What you will do: Using the listing below, please gather every line containing the word "source".

▬▬▬▬▬▬▬▬▬▬

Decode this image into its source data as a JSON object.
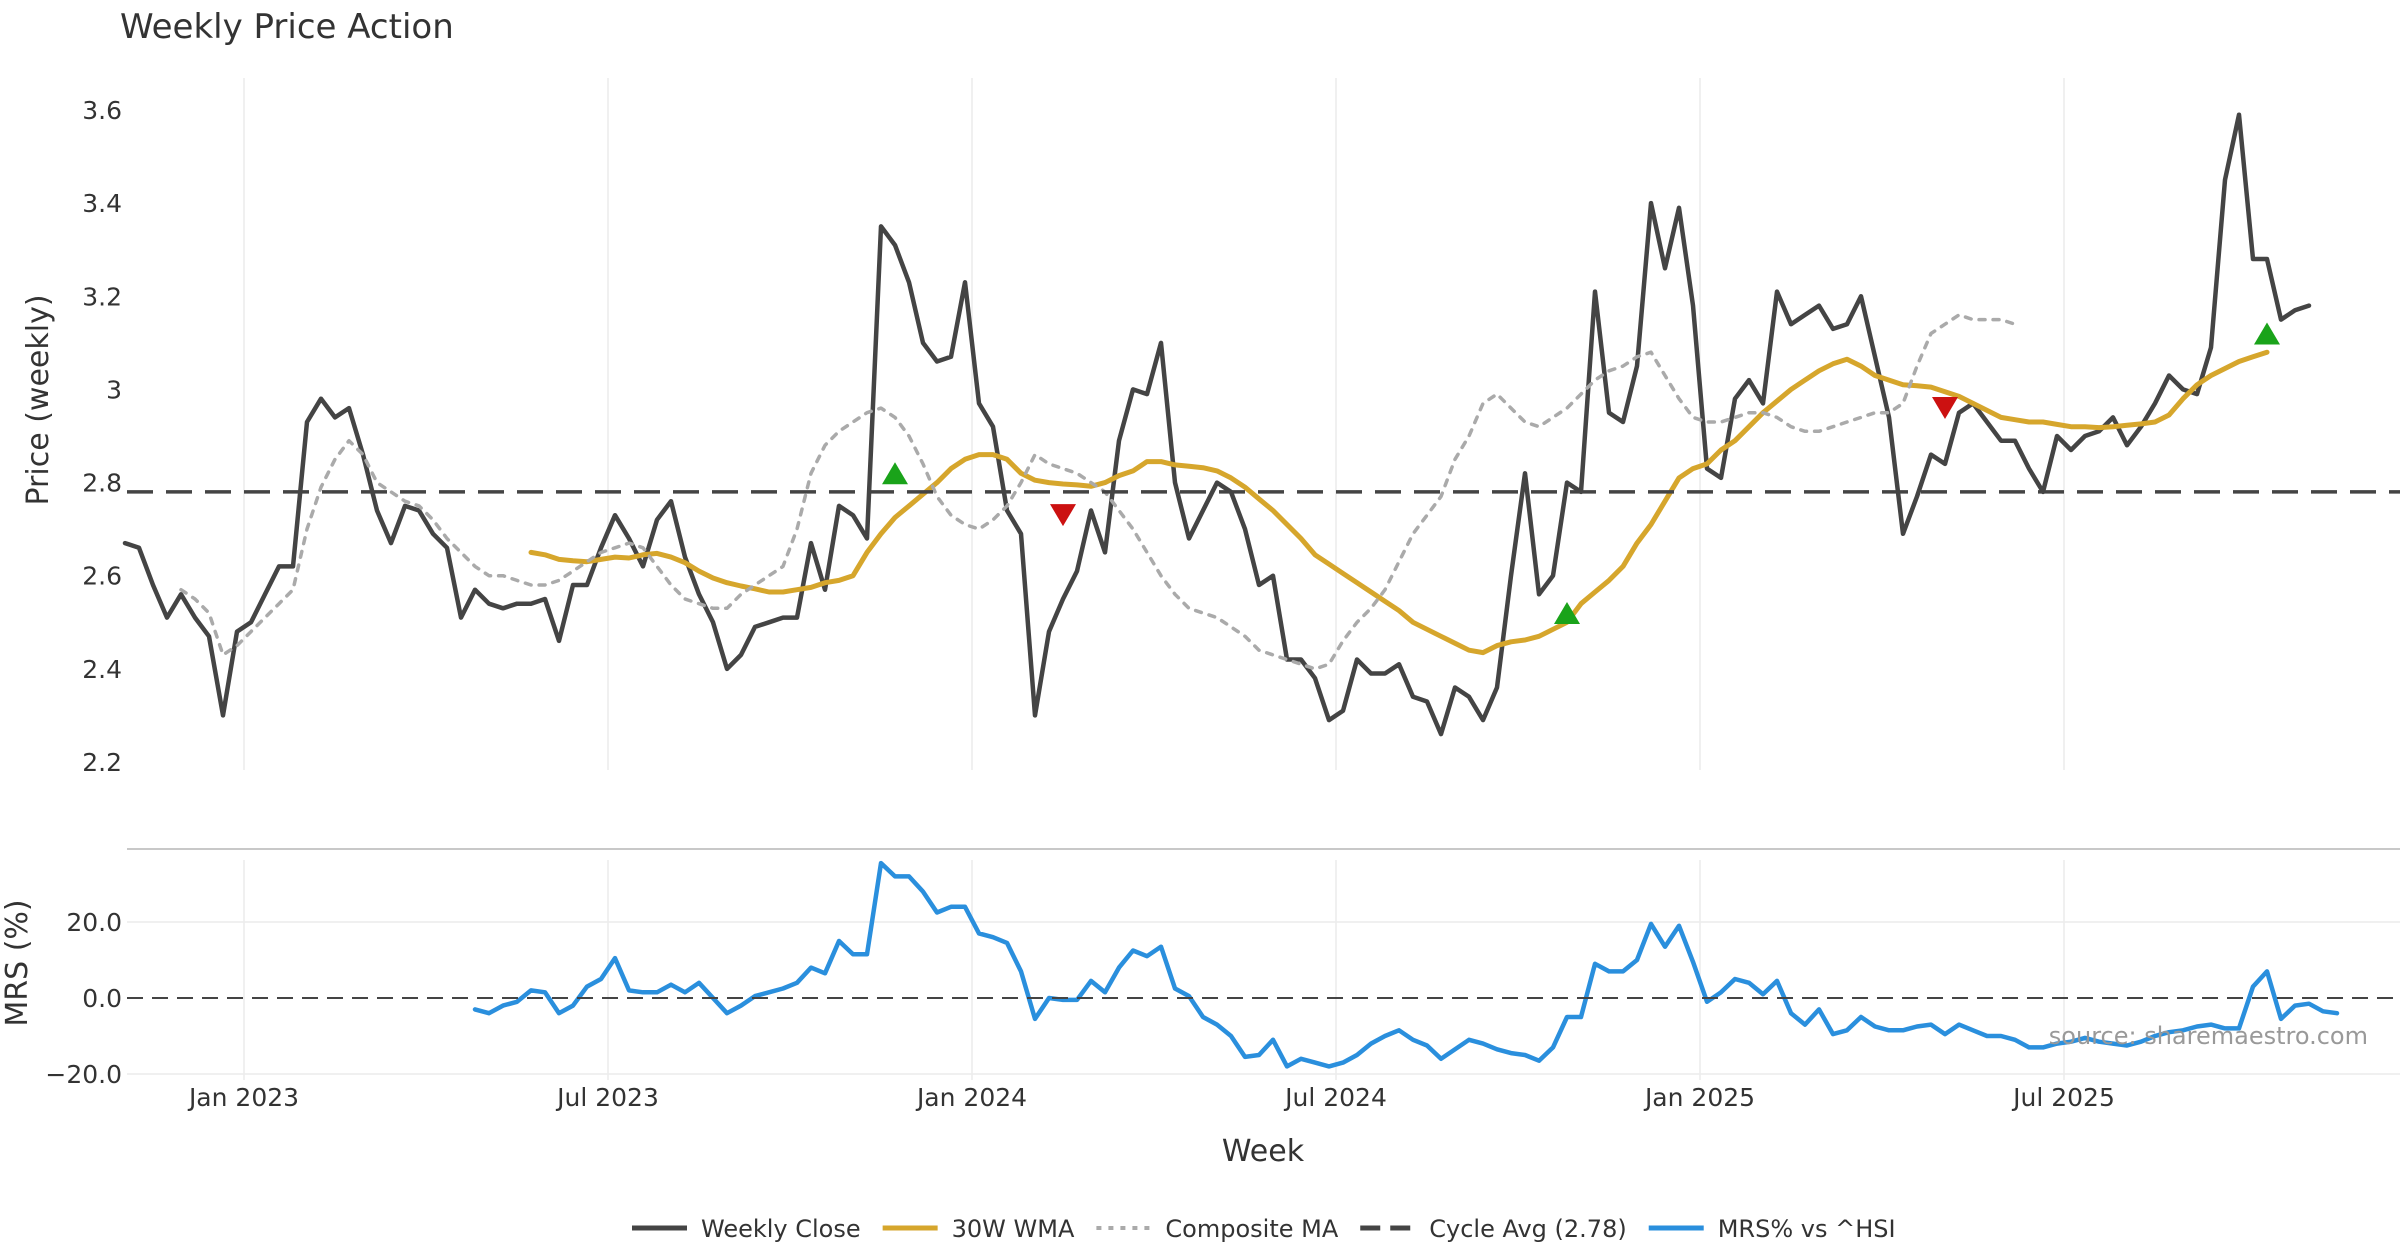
{
  "chart_data": [
    {
      "type": "line",
      "panel": "price",
      "title": "Weekly Price Action",
      "xlabel": "",
      "ylabel": "Price (weekly)",
      "ylim": [
        2.2,
        3.65
      ],
      "yticks": [
        2.2,
        2.4,
        2.6,
        2.8,
        3.0,
        3.2,
        3.4,
        3.6
      ],
      "ytick_labels": [
        "2.2",
        "2.4",
        "2.6",
        "2.8",
        "3",
        "3.2",
        "3.4",
        "3.6"
      ],
      "x_start_week_index": 0,
      "series": [
        {
          "name": "Weekly Close",
          "color": "#444444",
          "style": "solid",
          "start": 0,
          "values": [
            2.67,
            2.66,
            2.58,
            2.51,
            2.56,
            2.51,
            2.47,
            2.3,
            2.48,
            2.5,
            2.56,
            2.62,
            2.62,
            2.93,
            2.98,
            2.94,
            2.96,
            2.86,
            2.74,
            2.67,
            2.75,
            2.74,
            2.69,
            2.66,
            2.51,
            2.57,
            2.54,
            2.53,
            2.54,
            2.54,
            2.55,
            2.46,
            2.58,
            2.58,
            2.66,
            2.73,
            2.68,
            2.62,
            2.72,
            2.76,
            2.64,
            2.56,
            2.5,
            2.4,
            2.43,
            2.49,
            2.5,
            2.51,
            2.51,
            2.67,
            2.57,
            2.75,
            2.73,
            2.68,
            3.35,
            3.31,
            3.23,
            3.1,
            3.06,
            3.07,
            3.23,
            2.97,
            2.92,
            2.74,
            2.69,
            2.3,
            2.48,
            2.55,
            2.61,
            2.74,
            2.65,
            2.89,
            3.0,
            2.99,
            3.1,
            2.8,
            2.68,
            2.74,
            2.8,
            2.78,
            2.7,
            2.58,
            2.6,
            2.42,
            2.42,
            2.38,
            2.29,
            2.31,
            2.42,
            2.39,
            2.39,
            2.41,
            2.34,
            2.33,
            2.26,
            2.36,
            2.34,
            2.29,
            2.36,
            2.6,
            2.82,
            2.56,
            2.6,
            2.8,
            2.78,
            3.21,
            2.95,
            2.93,
            3.05,
            3.4,
            3.26,
            3.39,
            3.18,
            2.83,
            2.81,
            2.98,
            3.02,
            2.97,
            3.21,
            3.14,
            3.16,
            3.18,
            3.13,
            3.14,
            3.2,
            3.07,
            2.94,
            2.69,
            2.77,
            2.86,
            2.84,
            2.95,
            2.97,
            2.93,
            2.89,
            2.89,
            2.83,
            2.78,
            2.9,
            2.87,
            2.9,
            2.91,
            2.94,
            2.88,
            2.92,
            2.97,
            3.03,
            3.0,
            2.99,
            3.09,
            3.45,
            3.59,
            3.28,
            3.28,
            3.15,
            3.17,
            3.18
          ]
        },
        {
          "name": "30W WMA",
          "color": "#d6a62c",
          "style": "solid",
          "start": 29,
          "values": [
            2.65,
            2.645,
            2.635,
            2.632,
            2.63,
            2.635,
            2.64,
            2.638,
            2.645,
            2.648,
            2.64,
            2.628,
            2.61,
            2.595,
            2.585,
            2.578,
            2.572,
            2.565,
            2.565,
            2.57,
            2.575,
            2.585,
            2.59,
            2.6,
            2.65,
            2.69,
            2.725,
            2.75,
            2.775,
            2.8,
            2.83,
            2.85,
            2.86,
            2.86,
            2.85,
            2.82,
            2.805,
            2.8,
            2.797,
            2.795,
            2.792,
            2.8,
            2.815,
            2.825,
            2.845,
            2.845,
            2.838,
            2.835,
            2.832,
            2.825,
            2.81,
            2.79,
            2.765,
            2.74,
            2.71,
            2.68,
            2.645,
            2.625,
            2.605,
            2.585,
            2.565,
            2.545,
            2.525,
            2.5,
            2.485,
            2.47,
            2.455,
            2.44,
            2.435,
            2.45,
            2.458,
            2.462,
            2.47,
            2.485,
            2.5,
            2.54,
            2.565,
            2.59,
            2.62,
            2.67,
            2.71,
            2.76,
            2.81,
            2.83,
            2.84,
            2.87,
            2.89,
            2.92,
            2.95,
            2.975,
            3.0,
            3.02,
            3.04,
            3.055,
            3.065,
            3.05,
            3.03,
            3.02,
            3.01,
            3.008,
            3.005,
            2.995,
            2.985,
            2.97,
            2.955,
            2.94,
            2.935,
            2.93,
            2.93,
            2.925,
            2.92,
            2.92,
            2.918,
            2.92,
            2.923,
            2.926,
            2.93,
            2.945,
            2.98,
            3.01,
            3.03,
            3.045,
            3.06,
            3.07,
            3.08
          ]
        },
        {
          "name": "Composite MA",
          "color": "#aaaaaa",
          "style": "dotted",
          "start": 4,
          "values": [
            2.57,
            2.55,
            2.52,
            2.43,
            2.45,
            2.48,
            2.51,
            2.54,
            2.57,
            2.7,
            2.79,
            2.85,
            2.89,
            2.86,
            2.8,
            2.78,
            2.76,
            2.75,
            2.72,
            2.68,
            2.65,
            2.62,
            2.6,
            2.6,
            2.59,
            2.58,
            2.58,
            2.59,
            2.61,
            2.63,
            2.65,
            2.66,
            2.67,
            2.66,
            2.62,
            2.58,
            2.55,
            2.54,
            2.53,
            2.53,
            2.56,
            2.58,
            2.6,
            2.62,
            2.7,
            2.82,
            2.88,
            2.91,
            2.93,
            2.95,
            2.96,
            2.94,
            2.9,
            2.84,
            2.77,
            2.73,
            2.71,
            2.7,
            2.72,
            2.75,
            2.8,
            2.86,
            2.84,
            2.83,
            2.82,
            2.8,
            2.78,
            2.74,
            2.7,
            2.65,
            2.6,
            2.56,
            2.53,
            2.52,
            2.51,
            2.49,
            2.47,
            2.44,
            2.43,
            2.42,
            2.41,
            2.4,
            2.41,
            2.46,
            2.5,
            2.53,
            2.57,
            2.63,
            2.69,
            2.73,
            2.77,
            2.85,
            2.9,
            2.97,
            2.99,
            2.96,
            2.93,
            2.92,
            2.94,
            2.96,
            2.99,
            3.02,
            3.04,
            3.05,
            3.07,
            3.08,
            3.03,
            2.98,
            2.94,
            2.93,
            2.93,
            2.94,
            2.95,
            2.95,
            2.94,
            2.92,
            2.91,
            2.91,
            2.92,
            2.93,
            2.94,
            2.95,
            2.95,
            2.97,
            3.05,
            3.12,
            3.14,
            3.16,
            3.15,
            3.15,
            3.15,
            3.14
          ]
        },
        {
          "name": "Cycle Avg (2.78)",
          "color": "#444444",
          "style": "dashed",
          "value": 2.78
        }
      ],
      "markers": [
        {
          "type": "buy",
          "week": 55,
          "value": 2.82,
          "color": "#1aa31a"
        },
        {
          "type": "sell",
          "week": 67,
          "value": 2.73,
          "color": "#cc1111"
        },
        {
          "type": "buy",
          "week": 103,
          "value": 2.52,
          "color": "#1aa31a"
        },
        {
          "type": "sell",
          "week": 130,
          "value": 2.96,
          "color": "#cc1111"
        },
        {
          "type": "buy",
          "week": 153,
          "value": 3.12,
          "color": "#1aa31a"
        }
      ]
    },
    {
      "type": "line",
      "panel": "mrs",
      "title": "",
      "xlabel": "Week",
      "ylabel": "MRS (%)",
      "ylim": [
        -20,
        38
      ],
      "yticks": [
        -20,
        0,
        20
      ],
      "ytick_labels": [
        "−20.0",
        "0.0",
        "20.0"
      ],
      "xticks": [
        {
          "label": "Jan 2023",
          "week": 8.5
        },
        {
          "label": "Jul 2023",
          "week": 34.5
        },
        {
          "label": "Jan 2024",
          "week": 60.5
        },
        {
          "label": "Jul 2024",
          "week": 86.5
        },
        {
          "label": "Jan 2025",
          "week": 112.5
        },
        {
          "label": "Jul 2025",
          "week": 138.5
        }
      ],
      "series": [
        {
          "name": "MRS% vs ^HSI",
          "color": "#2a8fdd",
          "style": "solid",
          "start": 25,
          "values": [
            -3,
            -4,
            -2,
            -1,
            2,
            1.5,
            -4,
            -2,
            3,
            5,
            10.5,
            2,
            1.5,
            1.5,
            3.5,
            1.5,
            4,
            0,
            -4,
            -2,
            0.5,
            1.5,
            2.5,
            4,
            8,
            6.5,
            15,
            11.5,
            11.5,
            35.5,
            32,
            32,
            28,
            22.5,
            24,
            24,
            17,
            16,
            14.5,
            7,
            -5.5,
            0,
            -0.5,
            -0.5,
            4.5,
            1.5,
            8,
            12.5,
            11,
            13.5,
            2.5,
            0.5,
            -5,
            -7,
            -10,
            -15.5,
            -15,
            -11,
            -18,
            -16,
            -17,
            -18,
            -17,
            -15,
            -12,
            -10,
            -8.5,
            -11,
            -12.5,
            -16,
            -13.5,
            -11,
            -12,
            -13.5,
            -14.5,
            -15,
            -16.5,
            -13,
            -5,
            -5,
            9,
            7,
            7,
            10,
            19.5,
            13.5,
            19,
            9.5,
            -1,
            1.5,
            5,
            4,
            1,
            4.5,
            -4,
            -7,
            -3,
            -9.5,
            -8.5,
            -5,
            -7.5,
            -8.5,
            -8.5,
            -7.5,
            -7,
            -9.5,
            -7,
            -8.5,
            -10,
            -10,
            -11,
            -13,
            -13,
            -12,
            -11.5,
            -10.5,
            -11.5,
            -12,
            -12.5,
            -11.5,
            -10,
            -9,
            -8.5,
            -7.5,
            -7,
            -8,
            -8,
            3,
            7,
            -5.5,
            -2,
            -1.5,
            -3.5,
            -4
          ]
        },
        {
          "name": "Zero line",
          "color": "#444444",
          "style": "dashed",
          "value": 0
        }
      ],
      "annotation": "source: sharemaestro.com"
    }
  ],
  "legend": [
    {
      "label": "Weekly Close",
      "color": "#444444",
      "style": "solid"
    },
    {
      "label": "30W WMA",
      "color": "#d6a62c",
      "style": "solid"
    },
    {
      "label": "Composite MA",
      "color": "#aaaaaa",
      "style": "dotted"
    },
    {
      "label": "Cycle Avg (2.78)",
      "color": "#444444",
      "style": "dashed"
    },
    {
      "label": "MRS% vs ^HSI",
      "color": "#2a8fdd",
      "style": "solid"
    }
  ]
}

▬▬▬▬▬▬▬▬▬▬

Finished answer:
Decode this image into its source data as a JSON object.
      "annotation": "source: sharemaestro.com"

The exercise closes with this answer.